Data listing:

++++++

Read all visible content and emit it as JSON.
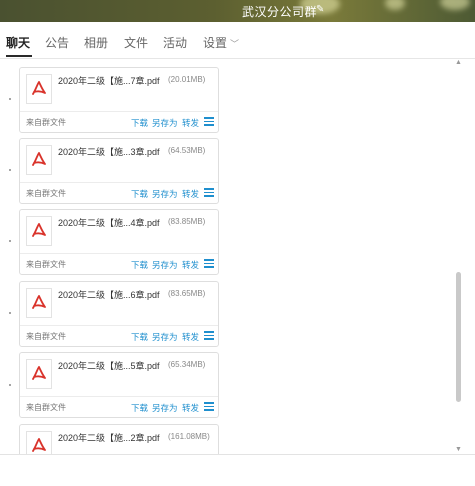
{
  "window": {
    "title": "武汉分公司群",
    "edit_icon": "pencil-icon"
  },
  "tabs": [
    {
      "label": "聊天",
      "active": true
    },
    {
      "label": "公告"
    },
    {
      "label": "相册"
    },
    {
      "label": "文件"
    },
    {
      "label": "活动"
    },
    {
      "label": "设置"
    }
  ],
  "files": [
    {
      "name": "2020年二级【施...7章.pdf",
      "size": "(20.01MB)",
      "source": "来自群文件",
      "download": "下载",
      "save_as": "另存为",
      "forward": "转发"
    },
    {
      "name": "2020年二级【施...3章.pdf",
      "size": "(64.53MB)",
      "source": "来自群文件",
      "download": "下载",
      "save_as": "另存为",
      "forward": "转发"
    },
    {
      "name": "2020年二级【施...4章.pdf",
      "size": "(83.85MB)",
      "source": "来自群文件",
      "download": "下载",
      "save_as": "另存为",
      "forward": "转发"
    },
    {
      "name": "2020年二级【施...6章.pdf",
      "size": "(83.65MB)",
      "source": "来自群文件",
      "download": "下载",
      "save_as": "另存为",
      "forward": "转发"
    },
    {
      "name": "2020年二级【施...5章.pdf",
      "size": "(65.34MB)",
      "source": "来自群文件",
      "download": "下载",
      "save_as": "另存为",
      "forward": "转发"
    },
    {
      "name": "2020年二级【施...2章.pdf",
      "size": "(161.08MB)",
      "source": "",
      "download": "",
      "save_as": "",
      "forward": ""
    }
  ],
  "colors": {
    "link": "#1f8fce",
    "pdf_red": "#d9332b",
    "header": "#5c5f30"
  }
}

++++++

Problem statement: Reproduce the whole listing above word for word, but not its pictures.

Solution:
Read all visible content and emit it as JSON.
{
  "window": {
    "title": "武汉分公司群",
    "edit_icon": "pencil-icon"
  },
  "tabs": [
    {
      "label": "聊天",
      "active": true
    },
    {
      "label": "公告"
    },
    {
      "label": "相册"
    },
    {
      "label": "文件"
    },
    {
      "label": "活动"
    },
    {
      "label": "设置"
    }
  ],
  "files": [
    {
      "name": "2020年二级【施...7章.pdf",
      "size": "(20.01MB)",
      "source": "来自群文件",
      "download": "下载",
      "save_as": "另存为",
      "forward": "转发"
    },
    {
      "name": "2020年二级【施...3章.pdf",
      "size": "(64.53MB)",
      "source": "来自群文件",
      "download": "下载",
      "save_as": "另存为",
      "forward": "转发"
    },
    {
      "name": "2020年二级【施...4章.pdf",
      "size": "(83.85MB)",
      "source": "来自群文件",
      "download": "下载",
      "save_as": "另存为",
      "forward": "转发"
    },
    {
      "name": "2020年二级【施...6章.pdf",
      "size": "(83.65MB)",
      "source": "来自群文件",
      "download": "下载",
      "save_as": "另存为",
      "forward": "转发"
    },
    {
      "name": "2020年二级【施...5章.pdf",
      "size": "(65.34MB)",
      "source": "来自群文件",
      "download": "下载",
      "save_as": "另存为",
      "forward": "转发"
    },
    {
      "name": "2020年二级【施...2章.pdf",
      "size": "(161.08MB)",
      "source": "",
      "download": "",
      "save_as": "",
      "forward": ""
    }
  ],
  "colors": {
    "link": "#1f8fce",
    "pdf_red": "#d9332b",
    "header": "#5c5f30"
  }
}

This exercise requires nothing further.